- OBJECTIVE -
Drop every picture, then transcribe the remaining data exactly.

========================================

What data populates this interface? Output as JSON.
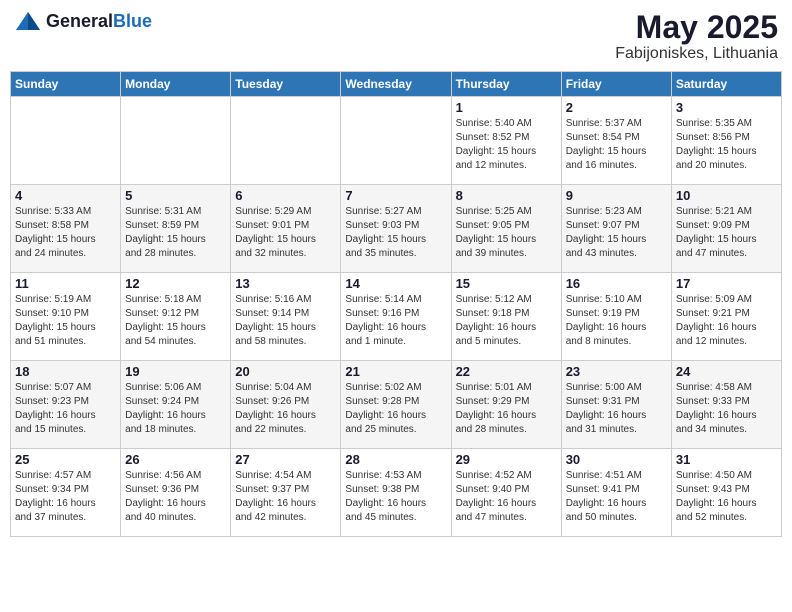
{
  "header": {
    "logo_general": "General",
    "logo_blue": "Blue",
    "month_title": "May 2025",
    "location": "Fabijoniskes, Lithuania"
  },
  "weekdays": [
    "Sunday",
    "Monday",
    "Tuesday",
    "Wednesday",
    "Thursday",
    "Friday",
    "Saturday"
  ],
  "weeks": [
    [
      {
        "day": "",
        "info": ""
      },
      {
        "day": "",
        "info": ""
      },
      {
        "day": "",
        "info": ""
      },
      {
        "day": "",
        "info": ""
      },
      {
        "day": "1",
        "info": "Sunrise: 5:40 AM\nSunset: 8:52 PM\nDaylight: 15 hours\nand 12 minutes."
      },
      {
        "day": "2",
        "info": "Sunrise: 5:37 AM\nSunset: 8:54 PM\nDaylight: 15 hours\nand 16 minutes."
      },
      {
        "day": "3",
        "info": "Sunrise: 5:35 AM\nSunset: 8:56 PM\nDaylight: 15 hours\nand 20 minutes."
      }
    ],
    [
      {
        "day": "4",
        "info": "Sunrise: 5:33 AM\nSunset: 8:58 PM\nDaylight: 15 hours\nand 24 minutes."
      },
      {
        "day": "5",
        "info": "Sunrise: 5:31 AM\nSunset: 8:59 PM\nDaylight: 15 hours\nand 28 minutes."
      },
      {
        "day": "6",
        "info": "Sunrise: 5:29 AM\nSunset: 9:01 PM\nDaylight: 15 hours\nand 32 minutes."
      },
      {
        "day": "7",
        "info": "Sunrise: 5:27 AM\nSunset: 9:03 PM\nDaylight: 15 hours\nand 35 minutes."
      },
      {
        "day": "8",
        "info": "Sunrise: 5:25 AM\nSunset: 9:05 PM\nDaylight: 15 hours\nand 39 minutes."
      },
      {
        "day": "9",
        "info": "Sunrise: 5:23 AM\nSunset: 9:07 PM\nDaylight: 15 hours\nand 43 minutes."
      },
      {
        "day": "10",
        "info": "Sunrise: 5:21 AM\nSunset: 9:09 PM\nDaylight: 15 hours\nand 47 minutes."
      }
    ],
    [
      {
        "day": "11",
        "info": "Sunrise: 5:19 AM\nSunset: 9:10 PM\nDaylight: 15 hours\nand 51 minutes."
      },
      {
        "day": "12",
        "info": "Sunrise: 5:18 AM\nSunset: 9:12 PM\nDaylight: 15 hours\nand 54 minutes."
      },
      {
        "day": "13",
        "info": "Sunrise: 5:16 AM\nSunset: 9:14 PM\nDaylight: 15 hours\nand 58 minutes."
      },
      {
        "day": "14",
        "info": "Sunrise: 5:14 AM\nSunset: 9:16 PM\nDaylight: 16 hours\nand 1 minute."
      },
      {
        "day": "15",
        "info": "Sunrise: 5:12 AM\nSunset: 9:18 PM\nDaylight: 16 hours\nand 5 minutes."
      },
      {
        "day": "16",
        "info": "Sunrise: 5:10 AM\nSunset: 9:19 PM\nDaylight: 16 hours\nand 8 minutes."
      },
      {
        "day": "17",
        "info": "Sunrise: 5:09 AM\nSunset: 9:21 PM\nDaylight: 16 hours\nand 12 minutes."
      }
    ],
    [
      {
        "day": "18",
        "info": "Sunrise: 5:07 AM\nSunset: 9:23 PM\nDaylight: 16 hours\nand 15 minutes."
      },
      {
        "day": "19",
        "info": "Sunrise: 5:06 AM\nSunset: 9:24 PM\nDaylight: 16 hours\nand 18 minutes."
      },
      {
        "day": "20",
        "info": "Sunrise: 5:04 AM\nSunset: 9:26 PM\nDaylight: 16 hours\nand 22 minutes."
      },
      {
        "day": "21",
        "info": "Sunrise: 5:02 AM\nSunset: 9:28 PM\nDaylight: 16 hours\nand 25 minutes."
      },
      {
        "day": "22",
        "info": "Sunrise: 5:01 AM\nSunset: 9:29 PM\nDaylight: 16 hours\nand 28 minutes."
      },
      {
        "day": "23",
        "info": "Sunrise: 5:00 AM\nSunset: 9:31 PM\nDaylight: 16 hours\nand 31 minutes."
      },
      {
        "day": "24",
        "info": "Sunrise: 4:58 AM\nSunset: 9:33 PM\nDaylight: 16 hours\nand 34 minutes."
      }
    ],
    [
      {
        "day": "25",
        "info": "Sunrise: 4:57 AM\nSunset: 9:34 PM\nDaylight: 16 hours\nand 37 minutes."
      },
      {
        "day": "26",
        "info": "Sunrise: 4:56 AM\nSunset: 9:36 PM\nDaylight: 16 hours\nand 40 minutes."
      },
      {
        "day": "27",
        "info": "Sunrise: 4:54 AM\nSunset: 9:37 PM\nDaylight: 16 hours\nand 42 minutes."
      },
      {
        "day": "28",
        "info": "Sunrise: 4:53 AM\nSunset: 9:38 PM\nDaylight: 16 hours\nand 45 minutes."
      },
      {
        "day": "29",
        "info": "Sunrise: 4:52 AM\nSunset: 9:40 PM\nDaylight: 16 hours\nand 47 minutes."
      },
      {
        "day": "30",
        "info": "Sunrise: 4:51 AM\nSunset: 9:41 PM\nDaylight: 16 hours\nand 50 minutes."
      },
      {
        "day": "31",
        "info": "Sunrise: 4:50 AM\nSunset: 9:43 PM\nDaylight: 16 hours\nand 52 minutes."
      }
    ]
  ]
}
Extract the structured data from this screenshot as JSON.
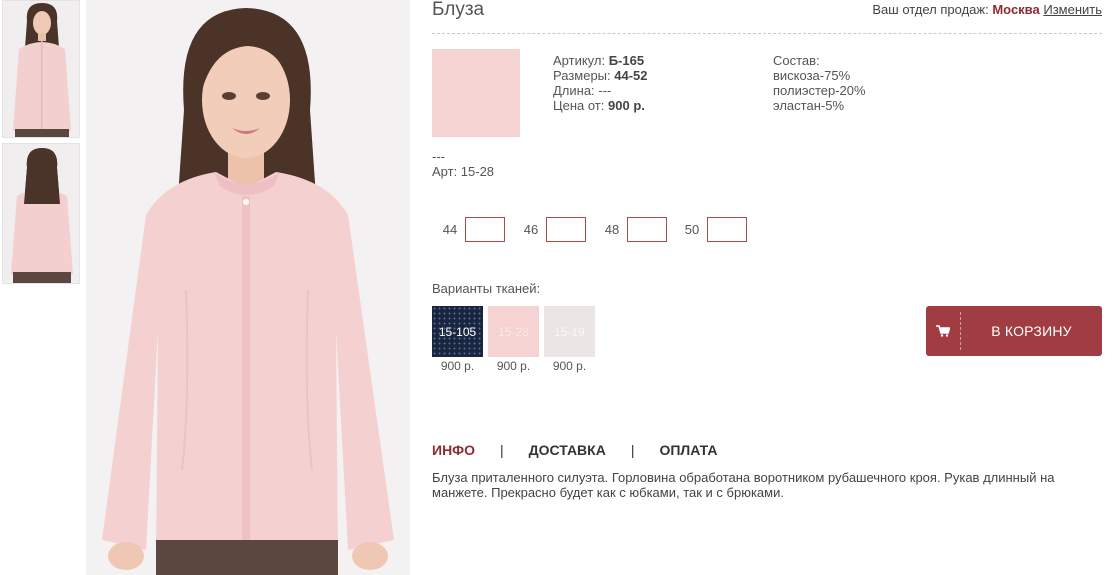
{
  "header": {
    "title": "Блуза",
    "sales_label": "Ваш отдел продаж:",
    "city": "Москва",
    "change_link": "Изменить"
  },
  "specs": {
    "article_label": "Артикул:",
    "article_value": "Б-165",
    "sizes_label": "Размеры:",
    "sizes_value": "44-52",
    "length_label": "Длина:",
    "length_value": "---",
    "price_label": "Цена от:",
    "price_value": "900 р."
  },
  "composition": {
    "label": "Состав:",
    "items": [
      "вискоза-75%",
      "полиэстер-20%",
      "эластан-5%"
    ]
  },
  "selected_fabric": {
    "dash": "---",
    "art": "Арт: 15-28",
    "color": "#f6d3d3"
  },
  "sizes": [
    "44",
    "46",
    "48",
    "50"
  ],
  "fabrics": {
    "label": "Варианты тканей:",
    "items": [
      {
        "code": "15-105",
        "price": "900 р."
      },
      {
        "code": "15-28",
        "price": "900 р."
      },
      {
        "code": "15-19",
        "price": "900 р."
      }
    ]
  },
  "cart_button": {
    "label": "В КОРЗИНУ",
    "icon": "cart-icon"
  },
  "tabs": [
    "ИНФО",
    "ДОСТАВКА",
    "ОПЛАТА"
  ],
  "tab_separator": "|",
  "description": "Блуза приталенного силуэта. Горловина обработана воротником рубашечного кроя. Рукав длинный на манжете. Прекрасно будет как с юбками, так и с брюками.",
  "colors": {
    "accent": "#a03d43",
    "blouse": "#f6d3d3"
  }
}
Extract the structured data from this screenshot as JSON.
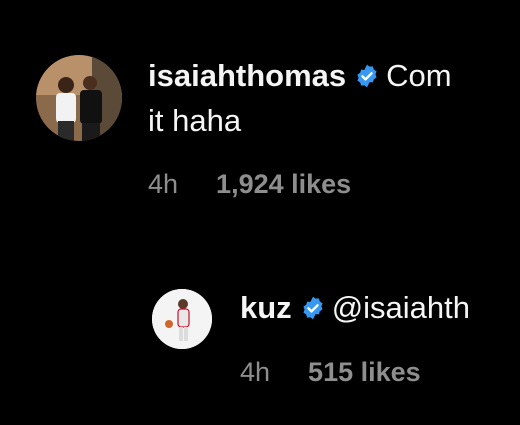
{
  "comments": [
    {
      "username": "isaiahthomas",
      "text_line1": "Com",
      "text_line2": "it haha",
      "time": "4h",
      "likes": "1,924 likes",
      "avatar_icon": "user-photo-icon",
      "verified_icon": "verified-badge-icon"
    },
    {
      "username": "kuz",
      "text_line1": "@isaiahth",
      "time": "4h",
      "likes": "515 likes",
      "avatar_icon": "user-photo-icon",
      "verified_icon": "verified-badge-icon"
    }
  ],
  "colors": {
    "background": "#000000",
    "text": "#f5f5f5",
    "meta": "#8e8e8e",
    "verified": "#3897f0"
  }
}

========================================

- FULL SOLUTION -
What data populates this interface? Output as JSON.
{
  "header": {
    "logo_general": "General",
    "logo_blue": "Blue",
    "month_title": "May 2025",
    "location": "Fabijoniskes, Lithuania"
  },
  "weekdays": [
    "Sunday",
    "Monday",
    "Tuesday",
    "Wednesday",
    "Thursday",
    "Friday",
    "Saturday"
  ],
  "weeks": [
    [
      {
        "day": "",
        "info": ""
      },
      {
        "day": "",
        "info": ""
      },
      {
        "day": "",
        "info": ""
      },
      {
        "day": "",
        "info": ""
      },
      {
        "day": "1",
        "info": "Sunrise: 5:40 AM\nSunset: 8:52 PM\nDaylight: 15 hours\nand 12 minutes."
      },
      {
        "day": "2",
        "info": "Sunrise: 5:37 AM\nSunset: 8:54 PM\nDaylight: 15 hours\nand 16 minutes."
      },
      {
        "day": "3",
        "info": "Sunrise: 5:35 AM\nSunset: 8:56 PM\nDaylight: 15 hours\nand 20 minutes."
      }
    ],
    [
      {
        "day": "4",
        "info": "Sunrise: 5:33 AM\nSunset: 8:58 PM\nDaylight: 15 hours\nand 24 minutes."
      },
      {
        "day": "5",
        "info": "Sunrise: 5:31 AM\nSunset: 8:59 PM\nDaylight: 15 hours\nand 28 minutes."
      },
      {
        "day": "6",
        "info": "Sunrise: 5:29 AM\nSunset: 9:01 PM\nDaylight: 15 hours\nand 32 minutes."
      },
      {
        "day": "7",
        "info": "Sunrise: 5:27 AM\nSunset: 9:03 PM\nDaylight: 15 hours\nand 35 minutes."
      },
      {
        "day": "8",
        "info": "Sunrise: 5:25 AM\nSunset: 9:05 PM\nDaylight: 15 hours\nand 39 minutes."
      },
      {
        "day": "9",
        "info": "Sunrise: 5:23 AM\nSunset: 9:07 PM\nDaylight: 15 hours\nand 43 minutes."
      },
      {
        "day": "10",
        "info": "Sunrise: 5:21 AM\nSunset: 9:09 PM\nDaylight: 15 hours\nand 47 minutes."
      }
    ],
    [
      {
        "day": "11",
        "info": "Sunrise: 5:19 AM\nSunset: 9:10 PM\nDaylight: 15 hours\nand 51 minutes."
      },
      {
        "day": "12",
        "info": "Sunrise: 5:18 AM\nSunset: 9:12 PM\nDaylight: 15 hours\nand 54 minutes."
      },
      {
        "day": "13",
        "info": "Sunrise: 5:16 AM\nSunset: 9:14 PM\nDaylight: 15 hours\nand 58 minutes."
      },
      {
        "day": "14",
        "info": "Sunrise: 5:14 AM\nSunset: 9:16 PM\nDaylight: 16 hours\nand 1 minute."
      },
      {
        "day": "15",
        "info": "Sunrise: 5:12 AM\nSunset: 9:18 PM\nDaylight: 16 hours\nand 5 minutes."
      },
      {
        "day": "16",
        "info": "Sunrise: 5:10 AM\nSunset: 9:19 PM\nDaylight: 16 hours\nand 8 minutes."
      },
      {
        "day": "17",
        "info": "Sunrise: 5:09 AM\nSunset: 9:21 PM\nDaylight: 16 hours\nand 12 minutes."
      }
    ],
    [
      {
        "day": "18",
        "info": "Sunrise: 5:07 AM\nSunset: 9:23 PM\nDaylight: 16 hours\nand 15 minutes."
      },
      {
        "day": "19",
        "info": "Sunrise: 5:06 AM\nSunset: 9:24 PM\nDaylight: 16 hours\nand 18 minutes."
      },
      {
        "day": "20",
        "info": "Sunrise: 5:04 AM\nSunset: 9:26 PM\nDaylight: 16 hours\nand 22 minutes."
      },
      {
        "day": "21",
        "info": "Sunrise: 5:02 AM\nSunset: 9:28 PM\nDaylight: 16 hours\nand 25 minutes."
      },
      {
        "day": "22",
        "info": "Sunrise: 5:01 AM\nSunset: 9:29 PM\nDaylight: 16 hours\nand 28 minutes."
      },
      {
        "day": "23",
        "info": "Sunrise: 5:00 AM\nSunset: 9:31 PM\nDaylight: 16 hours\nand 31 minutes."
      },
      {
        "day": "24",
        "info": "Sunrise: 4:58 AM\nSunset: 9:33 PM\nDaylight: 16 hours\nand 34 minutes."
      }
    ],
    [
      {
        "day": "25",
        "info": "Sunrise: 4:57 AM\nSunset: 9:34 PM\nDaylight: 16 hours\nand 37 minutes."
      },
      {
        "day": "26",
        "info": "Sunrise: 4:56 AM\nSunset: 9:36 PM\nDaylight: 16 hours\nand 40 minutes."
      },
      {
        "day": "27",
        "info": "Sunrise: 4:54 AM\nSunset: 9:37 PM\nDaylight: 16 hours\nand 42 minutes."
      },
      {
        "day": "28",
        "info": "Sunrise: 4:53 AM\nSunset: 9:38 PM\nDaylight: 16 hours\nand 45 minutes."
      },
      {
        "day": "29",
        "info": "Sunrise: 4:52 AM\nSunset: 9:40 PM\nDaylight: 16 hours\nand 47 minutes."
      },
      {
        "day": "30",
        "info": "Sunrise: 4:51 AM\nSunset: 9:41 PM\nDaylight: 16 hours\nand 50 minutes."
      },
      {
        "day": "31",
        "info": "Sunrise: 4:50 AM\nSunset: 9:43 PM\nDaylight: 16 hours\nand 52 minutes."
      }
    ]
  ]
}
Extract the structured data from this screenshot as JSON.
{
  "header": {
    "title": "Блуза",
    "sales_label": "Ваш отдел продаж:",
    "city": "Москва",
    "change_link": "Изменить"
  },
  "specs": {
    "article_label": "Артикул:",
    "article_value": "Б-165",
    "sizes_label": "Размеры:",
    "sizes_value": "44-52",
    "length_label": "Длина:",
    "length_value": "---",
    "price_label": "Цена от:",
    "price_value": "900 р."
  },
  "composition": {
    "label": "Состав:",
    "items": [
      "вискоза-75%",
      "полиэстер-20%",
      "эластан-5%"
    ]
  },
  "selected_fabric": {
    "dash": "---",
    "art": "Арт: 15-28",
    "color": "#f6d3d3"
  },
  "sizes": [
    "44",
    "46",
    "48",
    "50"
  ],
  "fabrics": {
    "label": "Варианты тканей:",
    "items": [
      {
        "code": "15-105",
        "price": "900 р."
      },
      {
        "code": "15-28",
        "price": "900 р."
      },
      {
        "code": "15-19",
        "price": "900 р."
      }
    ]
  },
  "cart_button": {
    "label": "В КОРЗИНУ",
    "icon": "cart-icon"
  },
  "tabs": [
    "ИНФО",
    "ДОСТАВКА",
    "ОПЛАТА"
  ],
  "tab_separator": "|",
  "description": "Блуза приталенного силуэта. Горловина обработана воротником рубашечного кроя. Рукав длинный на манжете. Прекрасно будет как с юбками, так и с брюками.",
  "colors": {
    "accent": "#a03d43",
    "blouse": "#f6d3d3"
  }
}
Extract the structured data from this screenshot as JSON.
{
  "comments": [
    {
      "username": "isaiahthomas",
      "text_line1": "Com",
      "text_line2": "it haha",
      "time": "4h",
      "likes": "1,924 likes",
      "avatar_icon": "user-photo-icon",
      "verified_icon": "verified-badge-icon"
    },
    {
      "username": "kuz",
      "text_line1": "@isaiahth",
      "time": "4h",
      "likes": "515 likes",
      "avatar_icon": "user-photo-icon",
      "verified_icon": "verified-badge-icon"
    }
  ],
  "colors": {
    "background": "#000000",
    "text": "#f5f5f5",
    "meta": "#8e8e8e",
    "verified": "#3897f0"
  }
}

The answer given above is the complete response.